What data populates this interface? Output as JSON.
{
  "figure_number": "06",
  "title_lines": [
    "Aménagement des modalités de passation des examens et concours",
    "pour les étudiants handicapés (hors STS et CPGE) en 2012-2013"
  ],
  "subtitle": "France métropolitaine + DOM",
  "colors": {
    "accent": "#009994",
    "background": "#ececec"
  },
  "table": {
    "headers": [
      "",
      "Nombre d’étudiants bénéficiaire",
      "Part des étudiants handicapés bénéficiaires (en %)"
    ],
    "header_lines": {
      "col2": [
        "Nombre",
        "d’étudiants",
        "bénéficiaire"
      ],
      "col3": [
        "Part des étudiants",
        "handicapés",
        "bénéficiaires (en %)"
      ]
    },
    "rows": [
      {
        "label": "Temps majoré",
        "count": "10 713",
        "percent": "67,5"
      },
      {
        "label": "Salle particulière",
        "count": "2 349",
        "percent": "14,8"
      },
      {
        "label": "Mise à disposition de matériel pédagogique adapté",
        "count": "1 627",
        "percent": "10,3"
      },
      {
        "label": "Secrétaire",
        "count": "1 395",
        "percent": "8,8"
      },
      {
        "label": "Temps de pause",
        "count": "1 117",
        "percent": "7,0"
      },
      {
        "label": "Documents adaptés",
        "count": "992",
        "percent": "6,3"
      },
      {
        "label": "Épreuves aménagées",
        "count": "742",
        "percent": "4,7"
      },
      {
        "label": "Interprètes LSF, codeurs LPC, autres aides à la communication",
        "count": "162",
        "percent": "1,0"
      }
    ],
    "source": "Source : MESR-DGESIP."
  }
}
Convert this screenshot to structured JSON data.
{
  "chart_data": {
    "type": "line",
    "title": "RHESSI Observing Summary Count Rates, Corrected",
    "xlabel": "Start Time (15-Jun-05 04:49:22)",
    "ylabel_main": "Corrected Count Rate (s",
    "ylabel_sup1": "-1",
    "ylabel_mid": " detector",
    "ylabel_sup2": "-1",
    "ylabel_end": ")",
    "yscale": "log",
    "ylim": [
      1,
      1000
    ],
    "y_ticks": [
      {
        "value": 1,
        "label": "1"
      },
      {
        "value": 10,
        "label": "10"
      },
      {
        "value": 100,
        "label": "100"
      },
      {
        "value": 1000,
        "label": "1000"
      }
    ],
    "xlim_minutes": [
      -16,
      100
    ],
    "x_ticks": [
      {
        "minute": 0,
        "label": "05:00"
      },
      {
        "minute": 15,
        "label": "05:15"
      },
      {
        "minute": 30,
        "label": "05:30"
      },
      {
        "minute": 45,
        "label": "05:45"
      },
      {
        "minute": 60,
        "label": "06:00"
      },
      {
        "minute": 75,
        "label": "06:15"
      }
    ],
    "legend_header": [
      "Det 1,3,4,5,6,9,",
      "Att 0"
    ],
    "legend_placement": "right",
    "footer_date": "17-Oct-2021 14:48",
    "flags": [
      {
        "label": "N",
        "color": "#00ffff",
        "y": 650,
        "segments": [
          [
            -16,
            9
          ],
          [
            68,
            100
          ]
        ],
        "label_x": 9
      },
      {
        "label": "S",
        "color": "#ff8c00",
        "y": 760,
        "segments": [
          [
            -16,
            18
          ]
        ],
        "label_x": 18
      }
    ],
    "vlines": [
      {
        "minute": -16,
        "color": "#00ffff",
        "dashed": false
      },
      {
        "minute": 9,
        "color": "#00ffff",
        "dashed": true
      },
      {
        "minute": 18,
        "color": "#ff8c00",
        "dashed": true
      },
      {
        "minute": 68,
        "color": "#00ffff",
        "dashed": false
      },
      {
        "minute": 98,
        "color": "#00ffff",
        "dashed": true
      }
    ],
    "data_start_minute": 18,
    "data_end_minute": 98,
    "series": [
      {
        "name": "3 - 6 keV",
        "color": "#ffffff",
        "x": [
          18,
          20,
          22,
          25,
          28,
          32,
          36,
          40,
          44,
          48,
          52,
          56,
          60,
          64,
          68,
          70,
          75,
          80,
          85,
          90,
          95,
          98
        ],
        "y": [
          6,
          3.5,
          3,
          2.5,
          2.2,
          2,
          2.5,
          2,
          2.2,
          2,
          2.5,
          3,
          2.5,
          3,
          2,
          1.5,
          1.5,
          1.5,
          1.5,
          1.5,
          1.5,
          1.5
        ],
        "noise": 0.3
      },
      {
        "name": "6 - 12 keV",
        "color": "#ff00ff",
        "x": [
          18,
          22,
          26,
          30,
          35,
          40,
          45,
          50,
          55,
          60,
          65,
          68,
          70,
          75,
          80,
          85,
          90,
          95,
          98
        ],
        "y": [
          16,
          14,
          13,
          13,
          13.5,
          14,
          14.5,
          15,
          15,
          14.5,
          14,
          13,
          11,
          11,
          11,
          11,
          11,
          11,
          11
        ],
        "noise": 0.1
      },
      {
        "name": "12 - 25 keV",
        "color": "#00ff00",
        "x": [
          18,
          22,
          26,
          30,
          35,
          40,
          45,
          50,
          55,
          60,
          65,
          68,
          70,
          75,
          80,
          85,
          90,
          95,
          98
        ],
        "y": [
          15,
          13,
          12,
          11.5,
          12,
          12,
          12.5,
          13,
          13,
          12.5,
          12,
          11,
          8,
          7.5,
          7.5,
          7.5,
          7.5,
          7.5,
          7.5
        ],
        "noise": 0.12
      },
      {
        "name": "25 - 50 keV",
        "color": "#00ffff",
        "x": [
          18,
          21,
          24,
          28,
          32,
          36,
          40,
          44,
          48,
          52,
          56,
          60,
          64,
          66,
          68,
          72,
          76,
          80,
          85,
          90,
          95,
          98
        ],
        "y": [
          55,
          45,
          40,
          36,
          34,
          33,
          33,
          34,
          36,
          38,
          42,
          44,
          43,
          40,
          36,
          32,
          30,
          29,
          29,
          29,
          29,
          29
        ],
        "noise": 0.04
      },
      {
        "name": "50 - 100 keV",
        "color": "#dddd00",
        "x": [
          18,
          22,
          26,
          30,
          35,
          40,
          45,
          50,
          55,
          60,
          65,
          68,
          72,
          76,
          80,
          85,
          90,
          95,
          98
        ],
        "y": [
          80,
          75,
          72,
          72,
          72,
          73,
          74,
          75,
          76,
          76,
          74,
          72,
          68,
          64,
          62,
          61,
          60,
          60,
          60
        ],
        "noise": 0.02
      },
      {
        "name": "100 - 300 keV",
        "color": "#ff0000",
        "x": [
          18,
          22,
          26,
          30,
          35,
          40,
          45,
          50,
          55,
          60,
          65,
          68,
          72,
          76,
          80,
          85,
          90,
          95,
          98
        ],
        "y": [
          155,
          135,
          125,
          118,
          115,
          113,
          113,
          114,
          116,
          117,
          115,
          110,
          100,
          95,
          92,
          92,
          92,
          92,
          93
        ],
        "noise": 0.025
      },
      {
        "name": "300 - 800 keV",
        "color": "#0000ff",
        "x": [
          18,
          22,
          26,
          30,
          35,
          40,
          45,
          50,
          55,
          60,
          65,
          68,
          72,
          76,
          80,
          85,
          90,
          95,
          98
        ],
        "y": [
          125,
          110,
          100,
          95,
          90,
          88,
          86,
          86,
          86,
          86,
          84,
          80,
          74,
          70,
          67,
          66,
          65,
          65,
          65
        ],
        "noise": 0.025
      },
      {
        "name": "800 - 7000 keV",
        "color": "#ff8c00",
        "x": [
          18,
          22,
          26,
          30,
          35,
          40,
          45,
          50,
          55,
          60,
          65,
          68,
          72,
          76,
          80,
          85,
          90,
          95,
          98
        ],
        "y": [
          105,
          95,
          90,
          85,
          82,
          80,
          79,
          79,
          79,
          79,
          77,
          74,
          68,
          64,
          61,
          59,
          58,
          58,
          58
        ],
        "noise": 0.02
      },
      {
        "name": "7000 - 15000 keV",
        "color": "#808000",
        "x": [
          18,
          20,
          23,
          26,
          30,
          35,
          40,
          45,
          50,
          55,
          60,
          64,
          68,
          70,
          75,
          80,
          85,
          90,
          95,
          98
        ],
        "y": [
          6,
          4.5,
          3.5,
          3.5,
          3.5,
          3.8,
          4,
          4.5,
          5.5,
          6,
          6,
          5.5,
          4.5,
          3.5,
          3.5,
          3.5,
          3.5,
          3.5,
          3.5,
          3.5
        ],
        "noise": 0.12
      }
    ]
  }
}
▬▬▬▬▬▬
** Task to carry out **
Keep only the lines that hold the string "this", and copy them out.

** Exercise response **
What data populates this interface? Output as JSON.
Convert this screenshot to structured JSON data.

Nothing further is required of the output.